» DIRECTIONS FOR THIS TASK
Work through the data line by line, gathering every line that has the word "Males".

» DATA FOR THIS TASK
----------

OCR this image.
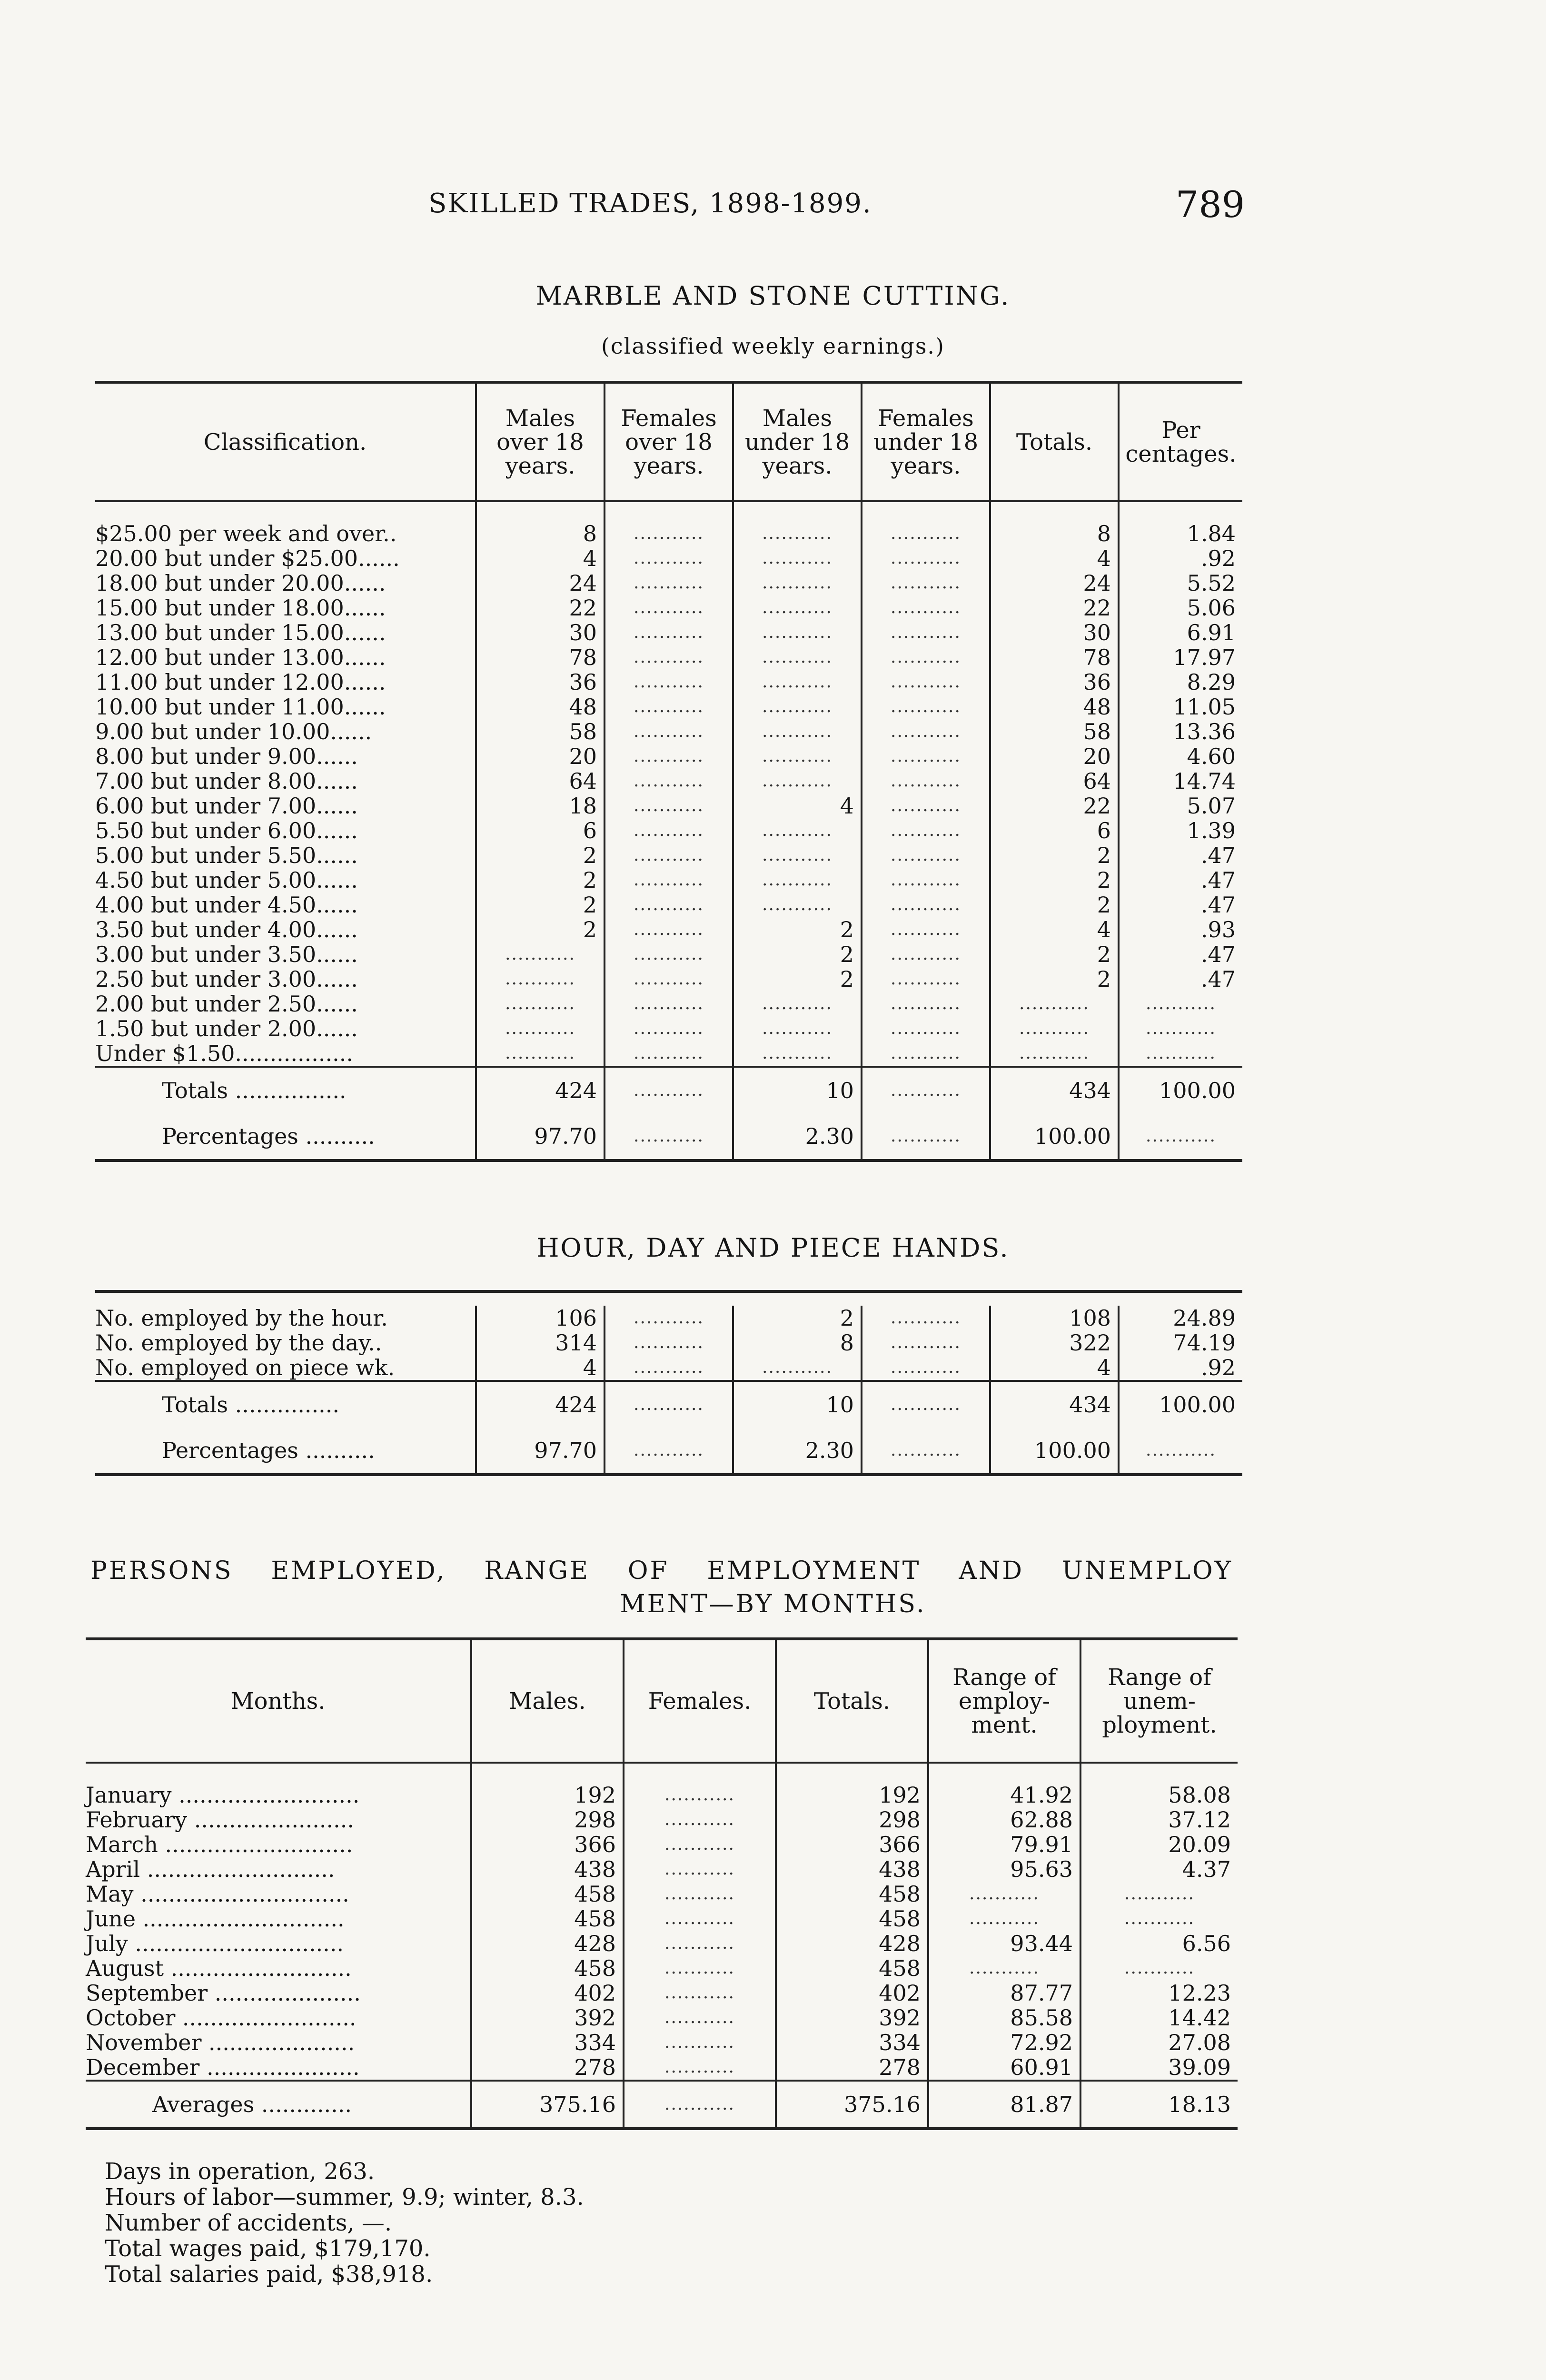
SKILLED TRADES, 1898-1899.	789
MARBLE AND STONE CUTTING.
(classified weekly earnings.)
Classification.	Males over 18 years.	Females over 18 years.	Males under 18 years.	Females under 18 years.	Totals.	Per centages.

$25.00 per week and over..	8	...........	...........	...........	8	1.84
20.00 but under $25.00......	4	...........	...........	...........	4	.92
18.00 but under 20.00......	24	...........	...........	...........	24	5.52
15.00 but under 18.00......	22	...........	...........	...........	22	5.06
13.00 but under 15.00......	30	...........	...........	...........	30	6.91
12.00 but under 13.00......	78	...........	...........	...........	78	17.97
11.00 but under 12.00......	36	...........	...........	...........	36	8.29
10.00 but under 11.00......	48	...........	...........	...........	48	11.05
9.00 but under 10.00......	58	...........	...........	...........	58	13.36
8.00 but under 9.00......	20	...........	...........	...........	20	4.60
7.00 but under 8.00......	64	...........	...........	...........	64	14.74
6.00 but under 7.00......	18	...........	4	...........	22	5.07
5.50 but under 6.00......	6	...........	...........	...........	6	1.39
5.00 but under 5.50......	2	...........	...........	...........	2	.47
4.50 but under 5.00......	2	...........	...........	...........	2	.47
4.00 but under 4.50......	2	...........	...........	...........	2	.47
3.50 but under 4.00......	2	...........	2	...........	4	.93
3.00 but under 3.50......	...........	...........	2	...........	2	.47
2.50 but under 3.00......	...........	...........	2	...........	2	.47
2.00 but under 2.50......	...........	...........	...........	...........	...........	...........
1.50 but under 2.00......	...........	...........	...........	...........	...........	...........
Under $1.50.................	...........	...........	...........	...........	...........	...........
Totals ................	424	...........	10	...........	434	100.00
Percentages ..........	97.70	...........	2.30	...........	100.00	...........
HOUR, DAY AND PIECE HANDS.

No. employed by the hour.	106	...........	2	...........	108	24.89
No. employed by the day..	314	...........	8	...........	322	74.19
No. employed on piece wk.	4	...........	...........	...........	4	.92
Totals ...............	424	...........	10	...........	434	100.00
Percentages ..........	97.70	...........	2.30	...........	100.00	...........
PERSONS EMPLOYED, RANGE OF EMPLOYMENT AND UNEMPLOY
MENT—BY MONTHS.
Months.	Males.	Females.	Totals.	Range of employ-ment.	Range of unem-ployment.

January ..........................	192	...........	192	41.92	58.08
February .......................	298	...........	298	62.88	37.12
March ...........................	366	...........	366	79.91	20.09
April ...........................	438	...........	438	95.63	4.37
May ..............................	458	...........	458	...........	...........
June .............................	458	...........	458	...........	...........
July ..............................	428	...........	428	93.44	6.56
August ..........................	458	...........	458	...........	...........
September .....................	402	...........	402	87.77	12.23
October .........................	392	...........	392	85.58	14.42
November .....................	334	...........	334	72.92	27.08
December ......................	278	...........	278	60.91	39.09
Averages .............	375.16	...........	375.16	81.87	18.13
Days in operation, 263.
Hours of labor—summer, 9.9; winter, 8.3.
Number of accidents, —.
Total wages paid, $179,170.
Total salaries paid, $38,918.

----------

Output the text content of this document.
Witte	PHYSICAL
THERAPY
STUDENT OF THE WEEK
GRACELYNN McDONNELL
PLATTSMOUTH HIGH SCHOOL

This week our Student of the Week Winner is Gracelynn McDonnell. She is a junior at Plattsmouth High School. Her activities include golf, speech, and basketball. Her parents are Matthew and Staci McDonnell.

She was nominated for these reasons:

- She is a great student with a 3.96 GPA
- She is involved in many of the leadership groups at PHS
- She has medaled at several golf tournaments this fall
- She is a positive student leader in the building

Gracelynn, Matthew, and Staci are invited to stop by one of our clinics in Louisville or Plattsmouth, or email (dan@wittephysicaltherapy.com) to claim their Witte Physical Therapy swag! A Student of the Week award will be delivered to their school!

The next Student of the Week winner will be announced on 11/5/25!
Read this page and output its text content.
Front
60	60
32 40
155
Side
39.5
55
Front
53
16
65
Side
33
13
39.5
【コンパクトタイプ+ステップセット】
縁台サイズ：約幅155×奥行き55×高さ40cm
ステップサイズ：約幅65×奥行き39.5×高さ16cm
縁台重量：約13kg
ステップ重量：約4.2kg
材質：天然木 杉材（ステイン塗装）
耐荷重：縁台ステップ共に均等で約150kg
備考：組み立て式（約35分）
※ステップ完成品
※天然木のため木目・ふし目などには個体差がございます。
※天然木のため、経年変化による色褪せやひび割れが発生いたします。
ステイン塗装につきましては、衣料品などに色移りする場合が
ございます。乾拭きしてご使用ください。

----------

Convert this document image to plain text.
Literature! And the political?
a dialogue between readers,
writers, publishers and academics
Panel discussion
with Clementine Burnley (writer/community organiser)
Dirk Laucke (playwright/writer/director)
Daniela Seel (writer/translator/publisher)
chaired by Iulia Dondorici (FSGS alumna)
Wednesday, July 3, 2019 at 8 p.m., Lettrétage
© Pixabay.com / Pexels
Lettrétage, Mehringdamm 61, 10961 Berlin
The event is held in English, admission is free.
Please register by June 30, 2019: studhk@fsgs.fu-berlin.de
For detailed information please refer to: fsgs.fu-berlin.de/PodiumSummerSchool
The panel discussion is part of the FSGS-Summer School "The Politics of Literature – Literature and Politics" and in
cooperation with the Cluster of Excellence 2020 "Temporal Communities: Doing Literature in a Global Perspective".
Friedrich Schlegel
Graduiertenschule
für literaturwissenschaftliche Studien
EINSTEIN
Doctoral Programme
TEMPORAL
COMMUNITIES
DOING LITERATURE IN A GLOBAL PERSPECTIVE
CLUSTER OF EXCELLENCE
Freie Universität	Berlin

----------

» TASK ANSWER
Classification.	Males over 18 years.	Females over 18 years.	Males under 18 years.	Females under 18 years.	Totals.	Per centages.
Months.	Males.	Females.	Totals.	Range of employ-ment.	Range of unem-ployment.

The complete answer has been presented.